───── Information supplied

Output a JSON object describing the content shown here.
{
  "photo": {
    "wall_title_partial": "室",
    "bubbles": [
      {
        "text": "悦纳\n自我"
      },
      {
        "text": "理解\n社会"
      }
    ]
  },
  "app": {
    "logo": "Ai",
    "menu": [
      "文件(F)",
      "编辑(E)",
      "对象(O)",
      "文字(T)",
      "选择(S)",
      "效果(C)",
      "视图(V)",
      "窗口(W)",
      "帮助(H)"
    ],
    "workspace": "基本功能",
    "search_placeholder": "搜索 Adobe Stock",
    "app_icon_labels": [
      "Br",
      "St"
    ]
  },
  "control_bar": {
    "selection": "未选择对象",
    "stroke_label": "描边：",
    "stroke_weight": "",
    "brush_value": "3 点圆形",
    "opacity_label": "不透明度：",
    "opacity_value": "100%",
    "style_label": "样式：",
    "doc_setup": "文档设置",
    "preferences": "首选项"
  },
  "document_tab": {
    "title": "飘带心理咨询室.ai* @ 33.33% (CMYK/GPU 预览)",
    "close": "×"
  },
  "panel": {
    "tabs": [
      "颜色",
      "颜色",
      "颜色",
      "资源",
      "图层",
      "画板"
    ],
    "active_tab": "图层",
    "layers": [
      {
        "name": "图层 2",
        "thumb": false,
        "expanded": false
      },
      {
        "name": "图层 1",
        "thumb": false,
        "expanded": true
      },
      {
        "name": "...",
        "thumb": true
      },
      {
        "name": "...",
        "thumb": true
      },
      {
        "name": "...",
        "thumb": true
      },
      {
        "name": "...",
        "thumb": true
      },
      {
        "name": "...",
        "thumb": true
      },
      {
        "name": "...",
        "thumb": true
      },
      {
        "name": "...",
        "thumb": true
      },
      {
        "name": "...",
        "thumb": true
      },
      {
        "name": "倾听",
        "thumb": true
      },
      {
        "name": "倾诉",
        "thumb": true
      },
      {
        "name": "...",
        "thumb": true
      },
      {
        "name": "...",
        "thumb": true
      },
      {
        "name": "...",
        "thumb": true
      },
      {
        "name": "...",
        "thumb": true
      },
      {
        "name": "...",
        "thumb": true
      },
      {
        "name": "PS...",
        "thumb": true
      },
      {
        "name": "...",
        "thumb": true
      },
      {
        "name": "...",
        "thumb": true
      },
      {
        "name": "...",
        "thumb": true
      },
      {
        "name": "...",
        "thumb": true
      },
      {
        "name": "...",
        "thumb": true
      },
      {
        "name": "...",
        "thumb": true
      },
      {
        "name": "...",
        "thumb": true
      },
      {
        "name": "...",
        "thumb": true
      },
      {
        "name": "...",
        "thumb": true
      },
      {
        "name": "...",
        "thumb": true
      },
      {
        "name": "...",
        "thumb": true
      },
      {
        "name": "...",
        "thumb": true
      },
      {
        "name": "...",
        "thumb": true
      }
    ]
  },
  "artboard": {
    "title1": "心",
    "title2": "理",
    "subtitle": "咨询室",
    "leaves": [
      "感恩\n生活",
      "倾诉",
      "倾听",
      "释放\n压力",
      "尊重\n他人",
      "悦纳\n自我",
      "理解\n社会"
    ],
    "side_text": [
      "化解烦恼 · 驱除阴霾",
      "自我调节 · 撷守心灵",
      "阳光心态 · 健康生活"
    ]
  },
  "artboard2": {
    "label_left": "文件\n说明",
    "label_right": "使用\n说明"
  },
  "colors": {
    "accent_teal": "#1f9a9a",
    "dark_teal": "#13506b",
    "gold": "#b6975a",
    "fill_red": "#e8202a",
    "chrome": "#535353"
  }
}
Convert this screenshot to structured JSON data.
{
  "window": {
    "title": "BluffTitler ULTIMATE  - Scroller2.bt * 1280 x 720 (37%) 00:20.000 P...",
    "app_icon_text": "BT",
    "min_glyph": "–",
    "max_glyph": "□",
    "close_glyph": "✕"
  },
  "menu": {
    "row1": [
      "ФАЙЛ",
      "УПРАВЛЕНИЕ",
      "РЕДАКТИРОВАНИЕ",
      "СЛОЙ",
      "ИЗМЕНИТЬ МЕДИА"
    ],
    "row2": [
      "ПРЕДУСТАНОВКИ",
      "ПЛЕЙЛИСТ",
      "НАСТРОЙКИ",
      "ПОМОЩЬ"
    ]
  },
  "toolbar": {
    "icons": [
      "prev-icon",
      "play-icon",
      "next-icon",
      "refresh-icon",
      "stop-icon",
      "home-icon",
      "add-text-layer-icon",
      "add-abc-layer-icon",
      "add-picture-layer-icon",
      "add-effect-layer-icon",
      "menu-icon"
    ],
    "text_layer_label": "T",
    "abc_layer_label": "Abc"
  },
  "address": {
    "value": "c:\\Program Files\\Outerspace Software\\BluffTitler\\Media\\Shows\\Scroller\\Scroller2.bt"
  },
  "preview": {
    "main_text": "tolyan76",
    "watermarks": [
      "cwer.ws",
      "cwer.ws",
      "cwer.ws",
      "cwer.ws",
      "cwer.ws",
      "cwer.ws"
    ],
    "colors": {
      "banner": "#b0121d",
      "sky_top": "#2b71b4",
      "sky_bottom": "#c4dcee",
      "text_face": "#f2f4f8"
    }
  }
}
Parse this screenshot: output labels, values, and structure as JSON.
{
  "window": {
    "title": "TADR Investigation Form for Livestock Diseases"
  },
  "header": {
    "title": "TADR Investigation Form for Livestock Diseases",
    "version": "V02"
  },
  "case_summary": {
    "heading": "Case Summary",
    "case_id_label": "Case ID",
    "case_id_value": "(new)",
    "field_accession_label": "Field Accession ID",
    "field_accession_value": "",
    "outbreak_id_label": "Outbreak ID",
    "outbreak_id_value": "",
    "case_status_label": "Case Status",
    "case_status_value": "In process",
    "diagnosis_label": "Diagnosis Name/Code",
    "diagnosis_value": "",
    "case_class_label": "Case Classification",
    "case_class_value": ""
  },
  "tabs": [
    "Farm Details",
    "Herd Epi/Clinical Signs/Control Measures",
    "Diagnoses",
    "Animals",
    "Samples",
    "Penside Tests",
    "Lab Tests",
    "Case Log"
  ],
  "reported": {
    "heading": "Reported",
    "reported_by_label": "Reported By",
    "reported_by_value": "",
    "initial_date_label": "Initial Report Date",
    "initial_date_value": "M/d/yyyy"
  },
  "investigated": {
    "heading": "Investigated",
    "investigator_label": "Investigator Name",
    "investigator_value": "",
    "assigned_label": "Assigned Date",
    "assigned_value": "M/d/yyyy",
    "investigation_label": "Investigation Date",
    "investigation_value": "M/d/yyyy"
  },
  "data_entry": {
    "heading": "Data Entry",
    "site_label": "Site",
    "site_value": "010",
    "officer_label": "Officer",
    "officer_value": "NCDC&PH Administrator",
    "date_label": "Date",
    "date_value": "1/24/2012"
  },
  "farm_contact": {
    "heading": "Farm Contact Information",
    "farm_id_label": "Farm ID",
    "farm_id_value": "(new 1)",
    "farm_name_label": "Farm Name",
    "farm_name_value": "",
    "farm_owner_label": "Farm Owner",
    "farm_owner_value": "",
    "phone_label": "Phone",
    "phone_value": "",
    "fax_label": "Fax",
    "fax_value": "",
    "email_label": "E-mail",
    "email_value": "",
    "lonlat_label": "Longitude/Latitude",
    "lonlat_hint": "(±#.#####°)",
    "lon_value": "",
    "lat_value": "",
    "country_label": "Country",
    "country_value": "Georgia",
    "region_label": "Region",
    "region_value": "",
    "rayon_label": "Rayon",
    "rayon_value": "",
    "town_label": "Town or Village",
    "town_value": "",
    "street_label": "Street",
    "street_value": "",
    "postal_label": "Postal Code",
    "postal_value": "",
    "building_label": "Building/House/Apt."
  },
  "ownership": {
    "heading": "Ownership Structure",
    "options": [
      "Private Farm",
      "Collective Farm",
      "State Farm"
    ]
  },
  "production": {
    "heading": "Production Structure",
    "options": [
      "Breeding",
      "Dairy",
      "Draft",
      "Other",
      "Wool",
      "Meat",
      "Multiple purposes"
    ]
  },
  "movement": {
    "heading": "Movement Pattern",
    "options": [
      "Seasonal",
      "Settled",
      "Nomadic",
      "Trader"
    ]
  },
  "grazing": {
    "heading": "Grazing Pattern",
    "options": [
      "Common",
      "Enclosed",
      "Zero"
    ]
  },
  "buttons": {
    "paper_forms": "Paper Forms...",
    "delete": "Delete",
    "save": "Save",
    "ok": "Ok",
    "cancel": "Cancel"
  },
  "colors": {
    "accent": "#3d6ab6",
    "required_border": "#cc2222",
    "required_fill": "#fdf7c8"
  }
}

──────────

Prompt:
Copy out every line of the data that includes the word "BluffTitler".

Response to the exercise:
    "title": "BluffTitler ULTIMATE  - Scroller2.bt * 1280 x 720 (37%) 00:20.000 P...",
    "value": "c:\\Program Files\\Outerspace Software\\BluffTitler\\Media\\Shows\\Scroller\\Scroller2.bt"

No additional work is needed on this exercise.